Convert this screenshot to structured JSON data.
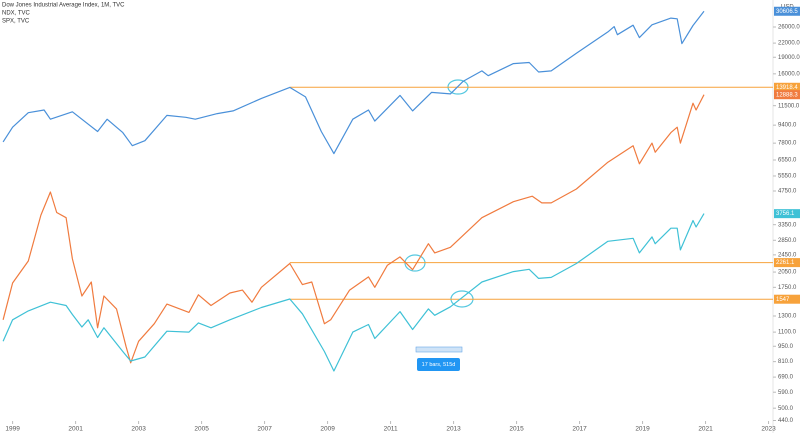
{
  "chart_data": {
    "type": "line",
    "log_scale": true,
    "currency": "USD",
    "xlim": [
      1998.6,
      2023.3
    ],
    "xticks": [
      1999,
      2001,
      2003,
      2005,
      2007,
      2009,
      2011,
      2013,
      2015,
      2017,
      2019,
      2021,
      2023
    ],
    "ylim": [
      420,
      33000
    ],
    "yticks": [
      {
        "value": 26000,
        "label": "26000.0"
      },
      {
        "value": 22000,
        "label": "22000.0"
      },
      {
        "value": 19000,
        "label": "19000.0"
      },
      {
        "value": 16000,
        "label": "16000.0"
      },
      {
        "value": 11500,
        "label": "11500.0"
      },
      {
        "value": 9400,
        "label": "9400.0"
      },
      {
        "value": 7800,
        "label": "7800.0"
      },
      {
        "value": 6550,
        "label": "6550.0"
      },
      {
        "value": 5550,
        "label": "5550.0"
      },
      {
        "value": 4750,
        "label": "4750.0"
      },
      {
        "value": 3350,
        "label": "3350.0"
      },
      {
        "value": 2850,
        "label": "2850.0"
      },
      {
        "value": 2450,
        "label": "2450.0"
      },
      {
        "value": 2050,
        "label": "2050.0"
      },
      {
        "value": 1750,
        "label": "1750.0"
      },
      {
        "value": 1300,
        "label": "1300.0"
      },
      {
        "value": 1100,
        "label": "1100.0"
      },
      {
        "value": 950,
        "label": "950.0"
      },
      {
        "value": 810,
        "label": "810.0"
      },
      {
        "value": 690,
        "label": "690.0"
      },
      {
        "value": 590,
        "label": "590.0"
      },
      {
        "value": 500,
        "label": "500.0"
      },
      {
        "value": 440,
        "label": "440.0"
      }
    ],
    "series": [
      {
        "name": "Dow Jones Industrial Average Index, 1M, TVC",
        "color": "#4a90d9",
        "x": [
          1998.7,
          1999.0,
          1999.5,
          2000.0,
          2000.2,
          2000.9,
          2001.7,
          2002.0,
          2002.5,
          2002.8,
          2003.2,
          2003.9,
          2004.5,
          2004.8,
          2005.5,
          2006.0,
          2006.9,
          2007.8,
          2008.3,
          2008.8,
          2009.2,
          2009.8,
          2010.3,
          2010.5,
          2011.3,
          2011.7,
          2012.3,
          2012.9,
          2013.3,
          2013.9,
          2014.1,
          2014.9,
          2015.4,
          2015.7,
          2016.1,
          2016.9,
          2017.9,
          2018.1,
          2018.2,
          2018.7,
          2018.9,
          2019.3,
          2019.9,
          2020.1,
          2020.25,
          2020.6,
          2020.95
        ],
        "values": [
          7900,
          9200,
          10700,
          11000,
          10000,
          10800,
          8800,
          10000,
          8700,
          7600,
          8000,
          10400,
          10200,
          10000,
          10600,
          10900,
          12400,
          13900,
          12600,
          8800,
          7000,
          10000,
          11000,
          9800,
          12800,
          10900,
          13200,
          13000,
          14800,
          16500,
          15700,
          17800,
          18000,
          16300,
          16500,
          19800,
          24700,
          26100,
          24000,
          26500,
          23300,
          26600,
          28500,
          28300,
          21900,
          26400,
          30606.5
        ]
      },
      {
        "name": "NDX, TVC",
        "color": "#f07b3f",
        "x": [
          1998.7,
          1999.0,
          1999.5,
          1999.9,
          2000.2,
          2000.4,
          2000.7,
          2000.9,
          2001.2,
          2001.5,
          2001.7,
          2001.9,
          2002.3,
          2002.6,
          2002.75,
          2003.0,
          2003.5,
          2003.9,
          2004.6,
          2004.9,
          2005.3,
          2005.9,
          2006.3,
          2006.6,
          2006.9,
          2007.8,
          2008.2,
          2008.5,
          2008.9,
          2009.1,
          2009.7,
          2010.3,
          2010.5,
          2010.9,
          2011.3,
          2011.7,
          2012.2,
          2012.4,
          2012.9,
          2013.9,
          2014.9,
          2015.5,
          2015.8,
          2016.1,
          2016.9,
          2017.9,
          2018.7,
          2018.9,
          2019.3,
          2019.4,
          2019.9,
          2020.1,
          2020.2,
          2020.6,
          2020.7,
          2020.95
        ],
        "values": [
          1250,
          1830,
          2300,
          3700,
          4700,
          3800,
          3600,
          2350,
          1600,
          1850,
          1150,
          1600,
          1400,
          950,
          800,
          1000,
          1200,
          1470,
          1350,
          1620,
          1450,
          1650,
          1700,
          1500,
          1750,
          2240,
          1800,
          1850,
          1200,
          1250,
          1700,
          1950,
          1750,
          2200,
          2400,
          2100,
          2750,
          2500,
          2650,
          3600,
          4250,
          4500,
          4200,
          4200,
          4850,
          6400,
          7600,
          6300,
          7800,
          7100,
          8700,
          9200,
          7800,
          11800,
          11000,
          12888.3
        ]
      },
      {
        "name": "SPX, TVC",
        "color": "#3fc1d6",
        "x": [
          1998.7,
          1999.0,
          1999.5,
          2000.2,
          2000.7,
          2000.9,
          2001.2,
          2001.4,
          2001.7,
          2001.9,
          2002.5,
          2002.75,
          2003.2,
          2003.9,
          2004.6,
          2004.9,
          2005.3,
          2005.9,
          2006.9,
          2007.8,
          2008.2,
          2008.9,
          2009.2,
          2009.8,
          2010.3,
          2010.5,
          2011.3,
          2011.7,
          2012.2,
          2012.4,
          2012.9,
          2013.9,
          2014.9,
          2015.4,
          2015.7,
          2016.1,
          2016.9,
          2017.9,
          2018.7,
          2018.9,
          2019.3,
          2019.4,
          2019.9,
          2020.1,
          2020.2,
          2020.6,
          2020.7,
          2020.95
        ],
        "values": [
          1000,
          1250,
          1370,
          1500,
          1450,
          1320,
          1160,
          1250,
          1040,
          1150,
          900,
          815,
          850,
          1110,
          1100,
          1210,
          1150,
          1250,
          1420,
          1550,
          1330,
          900,
          735,
          1100,
          1190,
          1030,
          1360,
          1130,
          1400,
          1310,
          1430,
          1850,
          2060,
          2110,
          1920,
          1940,
          2240,
          2820,
          2910,
          2500,
          2950,
          2750,
          3230,
          3230,
          2580,
          3500,
          3270,
          3756.1
        ]
      }
    ],
    "levels": [
      {
        "value": 13918.4,
        "start": 2007.8
      },
      {
        "value": 2261.1,
        "start": 2007.8
      },
      {
        "value": 1547.0,
        "start": 2007.8
      }
    ],
    "level_color": "#f7a23b",
    "annotations": [
      "17 bars, 515d"
    ]
  }
}
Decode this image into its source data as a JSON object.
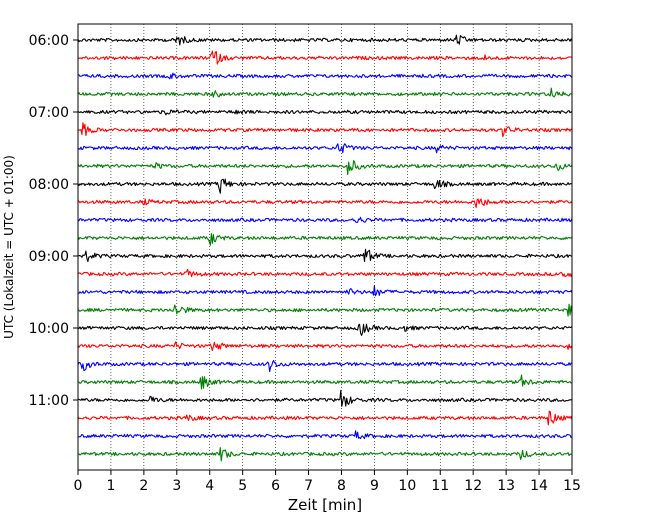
========================================
Return all of the entries word for word, but omit the pictures.

Convert this screenshot to structured JSON data.
{
  "chart_data": {
    "type": "line",
    "log_scale": true,
    "currency": "USD",
    "xlim": [
      1998.6,
      2023.3
    ],
    "xticks": [
      1999,
      2001,
      2003,
      2005,
      2007,
      2009,
      2011,
      2013,
      2015,
      2017,
      2019,
      2021,
      2023
    ],
    "ylim": [
      420,
      33000
    ],
    "yticks": [
      {
        "value": 26000,
        "label": "26000.0"
      },
      {
        "value": 22000,
        "label": "22000.0"
      },
      {
        "value": 19000,
        "label": "19000.0"
      },
      {
        "value": 16000,
        "label": "16000.0"
      },
      {
        "value": 11500,
        "label": "11500.0"
      },
      {
        "value": 9400,
        "label": "9400.0"
      },
      {
        "value": 7800,
        "label": "7800.0"
      },
      {
        "value": 6550,
        "label": "6550.0"
      },
      {
        "value": 5550,
        "label": "5550.0"
      },
      {
        "value": 4750,
        "label": "4750.0"
      },
      {
        "value": 3350,
        "label": "3350.0"
      },
      {
        "value": 2850,
        "label": "2850.0"
      },
      {
        "value": 2450,
        "label": "2450.0"
      },
      {
        "value": 2050,
        "label": "2050.0"
      },
      {
        "value": 1750,
        "label": "1750.0"
      },
      {
        "value": 1300,
        "label": "1300.0"
      },
      {
        "value": 1100,
        "label": "1100.0"
      },
      {
        "value": 950,
        "label": "950.0"
      },
      {
        "value": 810,
        "label": "810.0"
      },
      {
        "value": 690,
        "label": "690.0"
      },
      {
        "value": 590,
        "label": "590.0"
      },
      {
        "value": 500,
        "label": "500.0"
      },
      {
        "value": 440,
        "label": "440.0"
      }
    ],
    "series": [
      {
        "name": "Dow Jones Industrial Average Index, 1M, TVC",
        "color": "#4a90d9",
        "x": [
          1998.7,
          1999.0,
          1999.5,
          2000.0,
          2000.2,
          2000.9,
          2001.7,
          2002.0,
          2002.5,
          2002.8,
          2003.2,
          2003.9,
          2004.5,
          2004.8,
          2005.5,
          2006.0,
          2006.9,
          2007.8,
          2008.3,
          2008.8,
          2009.2,
          2009.8,
          2010.3,
          2010.5,
          2011.3,
          2011.7,
          2012.3,
          2012.9,
          2013.3,
          2013.9,
          2014.1,
          2014.9,
          2015.4,
          2015.7,
          2016.1,
          2016.9,
          2017.9,
          2018.1,
          2018.2,
          2018.7,
          2018.9,
          2019.3,
          2019.9,
          2020.1,
          2020.25,
          2020.6,
          2020.95
        ],
        "values": [
          7900,
          9200,
          10700,
          11000,
          10000,
          10800,
          8800,
          10000,
          8700,
          7600,
          8000,
          10400,
          10200,
          10000,
          10600,
          10900,
          12400,
          13900,
          12600,
          8800,
          7000,
          10000,
          11000,
          9800,
          12800,
          10900,
          13200,
          13000,
          14800,
          16500,
          15700,
          17800,
          18000,
          16300,
          16500,
          19800,
          24700,
          26100,
          24000,
          26500,
          23300,
          26600,
          28500,
          28300,
          21900,
          26400,
          30606.5
        ]
      },
      {
        "name": "NDX, TVC",
        "color": "#f07b3f",
        "x": [
          1998.7,
          1999.0,
          1999.5,
          1999.9,
          2000.2,
          2000.4,
          2000.7,
          2000.9,
          2001.2,
          2001.5,
          2001.7,
          2001.9,
          2002.3,
          2002.6,
          2002.75,
          2003.0,
          2003.5,
          2003.9,
          2004.6,
          2004.9,
          2005.3,
          2005.9,
          2006.3,
          2006.6,
          2006.9,
          2007.8,
          2008.2,
          2008.5,
          2008.9,
          2009.1,
          2009.7,
          2010.3,
          2010.5,
          2010.9,
          2011.3,
          2011.7,
          2012.2,
          2012.4,
          2012.9,
          2013.9,
          2014.9,
          2015.5,
          2015.8,
          2016.1,
          2016.9,
          2017.9,
          2018.7,
          2018.9,
          2019.3,
          2019.4,
          2019.9,
          2020.1,
          2020.2,
          2020.6,
          2020.7,
          2020.95
        ],
        "values": [
          1250,
          1830,
          2300,
          3700,
          4700,
          3800,
          3600,
          2350,
          1600,
          1850,
          1150,
          1600,
          1400,
          950,
          800,
          1000,
          1200,
          1470,
          1350,
          1620,
          1450,
          1650,
          1700,
          1500,
          1750,
          2240,
          1800,
          1850,
          1200,
          1250,
          1700,
          1950,
          1750,
          2200,
          2400,
          2100,
          2750,
          2500,
          2650,
          3600,
          4250,
          4500,
          4200,
          4200,
          4850,
          6400,
          7600,
          6300,
          7800,
          7100,
          8700,
          9200,
          7800,
          11800,
          11000,
          12888.3
        ]
      },
      {
        "name": "SPX, TVC",
        "color": "#3fc1d6",
        "x": [
          1998.7,
          1999.0,
          1999.5,
          2000.2,
          2000.7,
          2000.9,
          2001.2,
          2001.4,
          2001.7,
          2001.9,
          2002.5,
          2002.75,
          2003.2,
          2003.9,
          2004.6,
          2004.9,
          2005.3,
          2005.9,
          2006.9,
          2007.8,
          2008.2,
          2008.9,
          2009.2,
          2009.8,
          2010.3,
          2010.5,
          2011.3,
          2011.7,
          2012.2,
          2012.4,
          2012.9,
          2013.9,
          2014.9,
          2015.4,
          2015.7,
          2016.1,
          2016.9,
          2017.9,
          2018.7,
          2018.9,
          2019.3,
          2019.4,
          2019.9,
          2020.1,
          2020.2,
          2020.6,
          2020.7,
          2020.95
        ],
        "values": [
          1000,
          1250,
          1370,
          1500,
          1450,
          1320,
          1160,
          1250,
          1040,
          1150,
          900,
          815,
          850,
          1110,
          1100,
          1210,
          1150,
          1250,
          1420,
          1550,
          1330,
          900,
          735,
          1100,
          1190,
          1030,
          1360,
          1130,
          1400,
          1310,
          1430,
          1850,
          2060,
          2110,
          1920,
          1940,
          2240,
          2820,
          2910,
          2500,
          2950,
          2750,
          3230,
          3230,
          2580,
          3500,
          3270,
          3756.1
        ]
      }
    ],
    "levels": [
      {
        "value": 13918.4,
        "start": 2007.8
      },
      {
        "value": 2261.1,
        "start": 2007.8
      },
      {
        "value": 1547.0,
        "start": 2007.8
      }
    ],
    "level_color": "#f7a23b",
    "annotations": [
      "17 bars, 515d"
    ]
  }
}
Decode this image into its source data as a JSON object.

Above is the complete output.